TASK TO CARRY OUT:
Exactly reproduce the entries, dropping any pictures from your copy.

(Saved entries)
☆ ☆ ☆

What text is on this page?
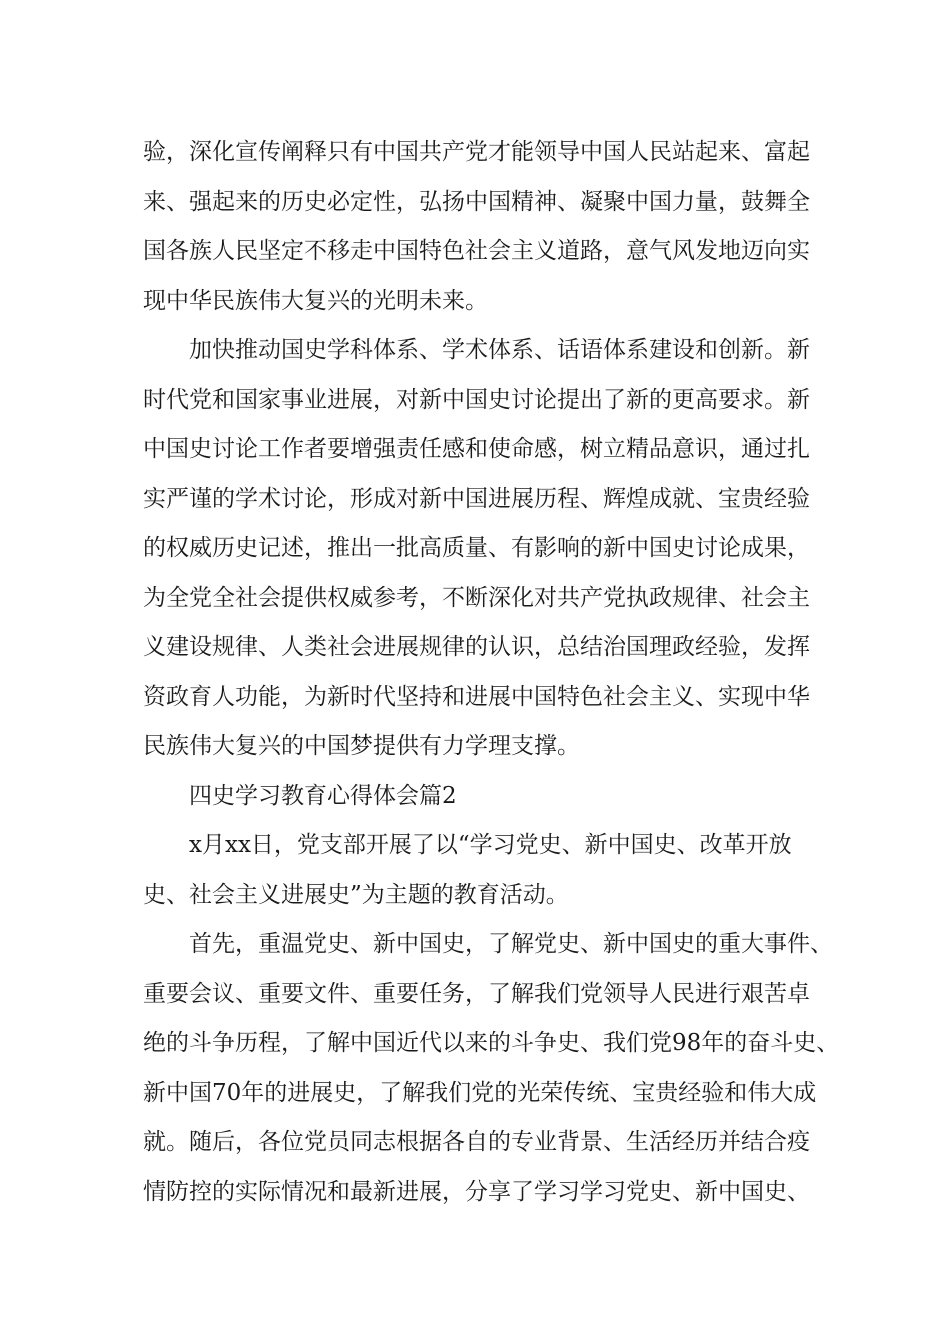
验，深化宣传阐释只有中国共产党才能领导中国人民站起来、富起
来、强起来的历史必定性，弘扬中国精神、凝聚中国力量，鼓舞全
国各族人民坚定不移走中国特色社会主义道路，意气风发地迈向实
现中华民族伟大复兴的光明未来。
加快推动国史学科体系、学术体系、话语体系建设和创新。新
时代党和国家事业进展，对新中国史讨论提出了新的更高要求。新
中国史讨论工作者要增强责任感和使命感，树立精品意识，通过扎
实严谨的学术讨论，形成对新中国进展历程、辉煌成就、宝贵经验
的权威历史记述，推出一批高质量、有影响的新中国史讨论成果，
为全党全社会提供权威参考，不断深化对共产党执政规律、社会主
义建设规律、人类社会进展规律的认识，总结治国理政经验，发挥
资政育人功能，为新时代坚持和进展中国特色社会主义、实现中华
民族伟大复兴的中国梦提供有力学理支撑。
四史学习教育心得体会篇2
x月xx日，党支部开展了以“学习党史、新中国史、改革开放
史、社会主义进展史”为主题的教育活动。
首先，重温党史、新中国史，了解党史、新中国史的重大事件、
重要会议、重要文件、重要任务，了解我们党领导人民进行艰苦卓
绝的斗争历程，了解中国近代以来的斗争史、我们党98年的奋斗史、
新中国70年的进展史，了解我们党的光荣传统、宝贵经验和伟大成
就。随后，各位党员同志根据各自的专业背景、生活经历并结合疫
情防控的实际情况和最新进展，分享了学习学习党史、新中国史、
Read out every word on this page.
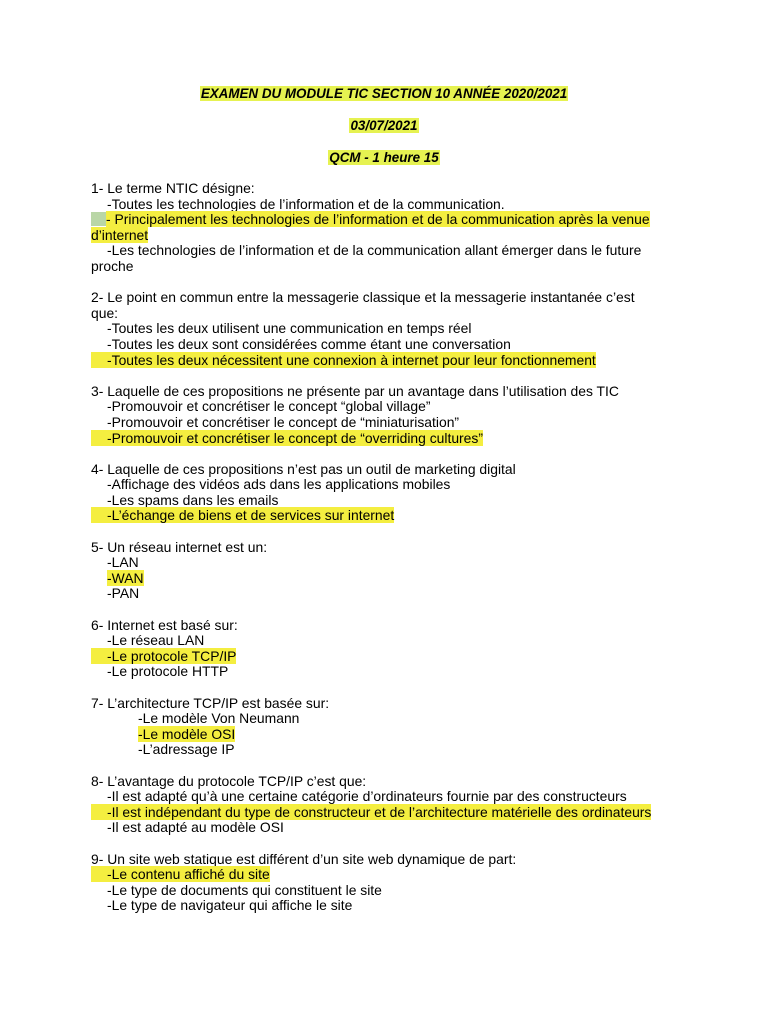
EXAMEN DU MODULE TIC SECTION 10 ANNÉE 2020/2021
03/07/2021
QCM - 1 heure 15
1- Le terme NTIC désigne:
-Toutes les technologies de l’information et de la communication.
- Principalement les technologies de l’information et de la communication après la venue
d’internet
-Les technologies de l’information et de la communication allant émerger dans le future
proche
2- Le point en commun entre la messagerie classique et la messagerie instantanée c’est
que:
-Toutes les deux utilisent une communication en temps réel
-Toutes les deux sont considérées comme étant une conversation
-Toutes les deux nécessitent une connexion à internet pour leur fonctionnement
3- Laquelle de ces propositions ne présente par un avantage dans l’utilisation des TIC
-Promouvoir et concrétiser le concept “global village”
-Promouvoir et concrétiser le concept de “miniaturisation”
-Promouvoir et concrétiser le concept de “overriding cultures”
4- Laquelle de ces propositions n’est pas un outil de marketing digital
-Affichage des vidéos ads dans les applications mobiles
-Les spams dans les emails
-L’échange de biens et de services sur internet
5- Un réseau internet est un:
-LAN
-WAN
-PAN
6- Internet est basé sur:
-Le réseau LAN
-Le protocole TCP/IP
-Le protocole HTTP
7- L’architecture TCP/IP est basée sur:
-Le modèle Von Neumann
-Le modèle OSI
-L’adressage IP
8- L’avantage du protocole TCP/IP c’est que:
-Il est adapté qu’à une certaine catégorie d’ordinateurs fournie par des constructeurs
-Il est indépendant du type de constructeur et de l’architecture matérielle des ordinateurs
-Il est adapté au modèle OSI
9- Un site web statique est différent d’un site web dynamique de part:
-Le contenu affiché du site
-Le type de documents qui constituent le site
-Le type de navigateur qui affiche le site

☆ ☆ ☆

THE COMPLETED TASK:
What text is on this page?
验，深化宣传阐释只有中国共产党才能领导中国人民站起来、富起
来、强起来的历史必定性，弘扬中国精神、凝聚中国力量，鼓舞全
国各族人民坚定不移走中国特色社会主义道路，意气风发地迈向实
现中华民族伟大复兴的光明未来。
加快推动国史学科体系、学术体系、话语体系建设和创新。新
时代党和国家事业进展，对新中国史讨论提出了新的更高要求。新
中国史讨论工作者要增强责任感和使命感，树立精品意识，通过扎
实严谨的学术讨论，形成对新中国进展历程、辉煌成就、宝贵经验
的权威历史记述，推出一批高质量、有影响的新中国史讨论成果，
为全党全社会提供权威参考，不断深化对共产党执政规律、社会主
义建设规律、人类社会进展规律的认识，总结治国理政经验，发挥
资政育人功能，为新时代坚持和进展中国特色社会主义、实现中华
民族伟大复兴的中国梦提供有力学理支撑。
四史学习教育心得体会篇2
x月xx日，党支部开展了以“学习党史、新中国史、改革开放
史、社会主义进展史”为主题的教育活动。
首先，重温党史、新中国史，了解党史、新中国史的重大事件、
重要会议、重要文件、重要任务，了解我们党领导人民进行艰苦卓
绝的斗争历程，了解中国近代以来的斗争史、我们党98年的奋斗史、
新中国70年的进展史，了解我们党的光荣传统、宝贵经验和伟大成
就。随后，各位党员同志根据各自的专业背景、生活经历并结合疫
情防控的实际情况和最新进展，分享了学习学习党史、新中国史、
Read out every word on this page.
EXAMEN DU MODULE TIC SECTION 10 ANNÉE 2020/2021
03/07/2021
QCM - 1 heure 15
1- Le terme NTIC désigne:
-Toutes les technologies de l’information et de la communication.
- Principalement les technologies de l’information et de la communication après la venue
d’internet
-Les technologies de l’information et de la communication allant émerger dans le future
proche
2- Le point en commun entre la messagerie classique et la messagerie instantanée c’est
que:
-Toutes les deux utilisent une communication en temps réel
-Toutes les deux sont considérées comme étant une conversation
-Toutes les deux nécessitent une connexion à internet pour leur fonctionnement
3- Laquelle de ces propositions ne présente par un avantage dans l’utilisation des TIC
-Promouvoir et concrétiser le concept “global village”
-Promouvoir et concrétiser le concept de “miniaturisation”
-Promouvoir et concrétiser le concept de “overriding cultures”
4- Laquelle de ces propositions n’est pas un outil de marketing digital
-Affichage des vidéos ads dans les applications mobiles
-Les spams dans les emails
-L’échange de biens et de services sur internet
5- Un réseau internet est un:
-LAN
-WAN
-PAN
6- Internet est basé sur:
-Le réseau LAN
-Le protocole TCP/IP
-Le protocole HTTP
7- L’architecture TCP/IP est basée sur:
-Le modèle Von Neumann
-Le modèle OSI
-L’adressage IP
8- L’avantage du protocole TCP/IP c’est que:
-Il est adapté qu’à une certaine catégorie d’ordinateurs fournie par des constructeurs
-Il est indépendant du type de constructeur et de l’architecture matérielle des ordinateurs
-Il est adapté au modèle OSI
9- Un site web statique est différent d’un site web dynamique de part:
-Le contenu affiché du site
-Le type de documents qui constituent le site
-Le type de navigateur qui affiche le site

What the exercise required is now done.